Dataset content ::
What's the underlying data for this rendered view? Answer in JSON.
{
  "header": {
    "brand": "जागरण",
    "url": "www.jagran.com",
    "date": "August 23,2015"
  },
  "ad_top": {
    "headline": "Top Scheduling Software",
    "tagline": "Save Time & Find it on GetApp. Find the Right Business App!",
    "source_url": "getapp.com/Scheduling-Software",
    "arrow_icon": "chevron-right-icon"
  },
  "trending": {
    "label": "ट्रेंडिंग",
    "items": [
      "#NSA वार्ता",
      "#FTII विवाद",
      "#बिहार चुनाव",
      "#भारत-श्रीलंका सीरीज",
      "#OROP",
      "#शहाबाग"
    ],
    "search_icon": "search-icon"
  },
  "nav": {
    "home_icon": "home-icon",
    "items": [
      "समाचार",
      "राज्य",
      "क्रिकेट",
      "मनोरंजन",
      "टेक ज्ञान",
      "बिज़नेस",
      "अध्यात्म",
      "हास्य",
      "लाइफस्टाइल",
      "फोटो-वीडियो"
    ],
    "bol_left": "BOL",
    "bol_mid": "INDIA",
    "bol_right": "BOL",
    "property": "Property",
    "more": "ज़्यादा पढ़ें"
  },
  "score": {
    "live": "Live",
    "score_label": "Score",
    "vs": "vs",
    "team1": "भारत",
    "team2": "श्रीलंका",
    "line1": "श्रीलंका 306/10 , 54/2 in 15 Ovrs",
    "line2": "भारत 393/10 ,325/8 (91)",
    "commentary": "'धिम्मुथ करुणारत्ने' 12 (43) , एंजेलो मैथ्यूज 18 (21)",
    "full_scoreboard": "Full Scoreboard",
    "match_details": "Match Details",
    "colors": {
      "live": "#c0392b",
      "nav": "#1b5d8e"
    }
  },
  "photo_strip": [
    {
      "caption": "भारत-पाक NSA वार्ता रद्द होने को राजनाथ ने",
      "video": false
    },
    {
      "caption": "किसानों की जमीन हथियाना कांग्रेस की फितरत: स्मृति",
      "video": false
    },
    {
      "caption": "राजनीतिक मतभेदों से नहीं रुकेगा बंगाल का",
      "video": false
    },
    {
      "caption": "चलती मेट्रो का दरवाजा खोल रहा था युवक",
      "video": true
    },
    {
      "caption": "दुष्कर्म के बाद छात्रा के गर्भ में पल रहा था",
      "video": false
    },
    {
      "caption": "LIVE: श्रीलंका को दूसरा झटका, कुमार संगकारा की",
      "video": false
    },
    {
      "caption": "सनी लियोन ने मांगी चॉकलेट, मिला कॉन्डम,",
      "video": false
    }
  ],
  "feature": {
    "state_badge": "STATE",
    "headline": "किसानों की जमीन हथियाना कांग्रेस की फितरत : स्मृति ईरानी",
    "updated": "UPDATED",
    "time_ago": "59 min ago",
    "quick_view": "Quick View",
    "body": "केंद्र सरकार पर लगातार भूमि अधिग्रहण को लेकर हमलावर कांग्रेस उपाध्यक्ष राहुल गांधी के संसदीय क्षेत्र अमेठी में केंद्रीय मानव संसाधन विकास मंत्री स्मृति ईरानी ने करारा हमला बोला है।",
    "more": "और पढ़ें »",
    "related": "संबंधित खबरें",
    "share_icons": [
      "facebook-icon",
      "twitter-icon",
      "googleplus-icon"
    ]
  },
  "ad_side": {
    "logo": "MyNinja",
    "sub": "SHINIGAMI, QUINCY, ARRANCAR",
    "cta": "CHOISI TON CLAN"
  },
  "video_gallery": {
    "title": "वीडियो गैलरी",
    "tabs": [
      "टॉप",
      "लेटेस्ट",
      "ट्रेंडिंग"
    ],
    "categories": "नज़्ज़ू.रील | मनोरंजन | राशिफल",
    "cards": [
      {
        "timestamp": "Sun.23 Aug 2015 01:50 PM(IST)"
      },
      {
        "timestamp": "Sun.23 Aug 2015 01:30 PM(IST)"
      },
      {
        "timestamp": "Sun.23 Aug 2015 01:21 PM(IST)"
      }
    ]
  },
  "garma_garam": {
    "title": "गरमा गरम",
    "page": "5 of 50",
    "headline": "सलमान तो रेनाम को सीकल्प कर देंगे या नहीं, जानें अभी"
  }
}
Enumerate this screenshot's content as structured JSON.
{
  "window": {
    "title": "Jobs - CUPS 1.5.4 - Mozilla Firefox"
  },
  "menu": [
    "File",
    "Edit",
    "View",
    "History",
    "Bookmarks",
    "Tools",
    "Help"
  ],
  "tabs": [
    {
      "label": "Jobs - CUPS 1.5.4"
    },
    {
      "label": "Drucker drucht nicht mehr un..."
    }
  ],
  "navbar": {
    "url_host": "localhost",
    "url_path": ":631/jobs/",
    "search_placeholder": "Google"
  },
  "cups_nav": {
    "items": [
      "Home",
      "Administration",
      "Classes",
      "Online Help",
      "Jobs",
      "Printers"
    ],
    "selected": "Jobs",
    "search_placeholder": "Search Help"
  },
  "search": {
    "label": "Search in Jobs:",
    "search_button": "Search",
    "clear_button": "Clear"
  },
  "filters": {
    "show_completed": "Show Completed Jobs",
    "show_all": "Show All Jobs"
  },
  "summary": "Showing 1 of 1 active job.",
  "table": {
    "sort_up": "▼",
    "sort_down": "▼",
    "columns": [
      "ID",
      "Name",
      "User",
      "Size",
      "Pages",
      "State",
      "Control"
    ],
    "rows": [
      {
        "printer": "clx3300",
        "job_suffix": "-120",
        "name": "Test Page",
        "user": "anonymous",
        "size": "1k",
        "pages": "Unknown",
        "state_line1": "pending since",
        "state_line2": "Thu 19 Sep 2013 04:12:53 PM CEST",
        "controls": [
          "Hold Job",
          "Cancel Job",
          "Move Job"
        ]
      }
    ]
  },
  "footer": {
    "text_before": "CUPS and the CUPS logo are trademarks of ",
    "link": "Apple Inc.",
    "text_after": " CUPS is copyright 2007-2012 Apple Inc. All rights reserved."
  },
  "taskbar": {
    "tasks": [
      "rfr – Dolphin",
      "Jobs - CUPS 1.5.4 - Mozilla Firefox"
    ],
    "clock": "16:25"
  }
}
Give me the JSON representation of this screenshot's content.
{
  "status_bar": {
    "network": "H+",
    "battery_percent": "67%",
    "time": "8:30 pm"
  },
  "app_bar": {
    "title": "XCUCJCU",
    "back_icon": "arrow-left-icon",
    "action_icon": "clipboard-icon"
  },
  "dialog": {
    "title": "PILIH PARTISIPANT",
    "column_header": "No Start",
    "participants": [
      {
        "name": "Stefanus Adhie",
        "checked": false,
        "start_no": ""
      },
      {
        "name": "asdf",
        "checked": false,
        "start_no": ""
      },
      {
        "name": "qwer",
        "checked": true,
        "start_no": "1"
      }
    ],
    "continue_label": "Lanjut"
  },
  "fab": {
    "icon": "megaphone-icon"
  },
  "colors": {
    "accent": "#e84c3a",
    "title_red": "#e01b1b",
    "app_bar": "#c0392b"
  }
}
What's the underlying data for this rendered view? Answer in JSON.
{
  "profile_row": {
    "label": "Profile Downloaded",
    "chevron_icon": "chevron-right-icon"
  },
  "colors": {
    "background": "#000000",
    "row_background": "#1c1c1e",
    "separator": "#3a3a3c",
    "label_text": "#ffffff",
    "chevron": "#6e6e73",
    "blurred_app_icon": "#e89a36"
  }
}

What is needed :: Copy each line above that contains the word "Firefox".

Response ::
    "title": "Jobs - CUPS 1.5.4 - Mozilla Firefox"
      "Jobs - CUPS 1.5.4 - Mozilla Firefox"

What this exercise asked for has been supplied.